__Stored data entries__

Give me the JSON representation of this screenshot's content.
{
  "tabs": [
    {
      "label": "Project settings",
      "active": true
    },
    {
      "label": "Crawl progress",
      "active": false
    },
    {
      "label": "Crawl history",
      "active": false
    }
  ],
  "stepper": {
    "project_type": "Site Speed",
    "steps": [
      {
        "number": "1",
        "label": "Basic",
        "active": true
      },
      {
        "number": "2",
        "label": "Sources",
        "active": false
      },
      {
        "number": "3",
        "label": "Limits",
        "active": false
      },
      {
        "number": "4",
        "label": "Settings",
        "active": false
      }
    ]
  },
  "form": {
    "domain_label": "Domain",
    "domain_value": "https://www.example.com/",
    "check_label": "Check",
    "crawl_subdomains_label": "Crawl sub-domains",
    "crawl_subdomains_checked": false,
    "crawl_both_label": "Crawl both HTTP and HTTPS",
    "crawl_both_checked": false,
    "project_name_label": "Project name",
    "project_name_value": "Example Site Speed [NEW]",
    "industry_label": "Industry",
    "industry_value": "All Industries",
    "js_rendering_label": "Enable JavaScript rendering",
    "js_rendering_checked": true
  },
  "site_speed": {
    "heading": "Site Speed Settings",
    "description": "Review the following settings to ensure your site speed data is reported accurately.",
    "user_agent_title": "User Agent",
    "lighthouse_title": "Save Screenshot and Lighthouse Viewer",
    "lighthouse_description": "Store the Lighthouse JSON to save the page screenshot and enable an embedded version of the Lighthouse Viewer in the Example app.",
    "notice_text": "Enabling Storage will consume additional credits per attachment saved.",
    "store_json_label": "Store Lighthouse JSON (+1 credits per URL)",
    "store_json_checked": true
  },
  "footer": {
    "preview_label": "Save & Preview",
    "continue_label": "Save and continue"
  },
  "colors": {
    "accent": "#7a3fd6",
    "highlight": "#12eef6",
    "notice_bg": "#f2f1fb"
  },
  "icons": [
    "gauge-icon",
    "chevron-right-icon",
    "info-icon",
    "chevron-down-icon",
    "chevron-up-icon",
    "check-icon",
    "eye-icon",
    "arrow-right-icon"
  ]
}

__Work required__
Using the data above, repeat every line exactly.

__Output of the exercise__
Give me the JSON representation of this screenshot's content.
{
  "tabs": [
    {
      "label": "Project settings",
      "active": true
    },
    {
      "label": "Crawl progress",
      "active": false
    },
    {
      "label": "Crawl history",
      "active": false
    }
  ],
  "stepper": {
    "project_type": "Site Speed",
    "steps": [
      {
        "number": "1",
        "label": "Basic",
        "active": true
      },
      {
        "number": "2",
        "label": "Sources",
        "active": false
      },
      {
        "number": "3",
        "label": "Limits",
        "active": false
      },
      {
        "number": "4",
        "label": "Settings",
        "active": false
      }
    ]
  },
  "form": {
    "domain_label": "Domain",
    "domain_value": "https://www.example.com/",
    "check_label": "Check",
    "crawl_subdomains_label": "Crawl sub-domains",
    "crawl_subdomains_checked": false,
    "crawl_both_label": "Crawl both HTTP and HTTPS",
    "crawl_both_checked": false,
    "project_name_label": "Project name",
    "project_name_value": "Example Site Speed [NEW]",
    "industry_label": "Industry",
    "industry_value": "All Industries",
    "js_rendering_label": "Enable JavaScript rendering",
    "js_rendering_checked": true
  },
  "site_speed": {
    "heading": "Site Speed Settings",
    "description": "Review the following settings to ensure your site speed data is reported accurately.",
    "user_agent_title": "User Agent",
    "lighthouse_title": "Save Screenshot and Lighthouse Viewer",
    "lighthouse_description": "Store the Lighthouse JSON to save the page screenshot and enable an embedded version of the Lighthouse Viewer in the Example app.",
    "notice_text": "Enabling Storage will consume additional credits per attachment saved.",
    "store_json_label": "Store Lighthouse JSON (+1 credits per URL)",
    "store_json_checked": true
  },
  "footer": {
    "preview_label": "Save & Preview",
    "continue_label": "Save and continue"
  },
  "colors": {
    "accent": "#7a3fd6",
    "highlight": "#12eef6",
    "notice_bg": "#f2f1fb"
  },
  "icons": [
    "gauge-icon",
    "chevron-right-icon",
    "info-icon",
    "chevron-down-icon",
    "chevron-up-icon",
    "check-icon",
    "eye-icon",
    "arrow-right-icon"
  ]
}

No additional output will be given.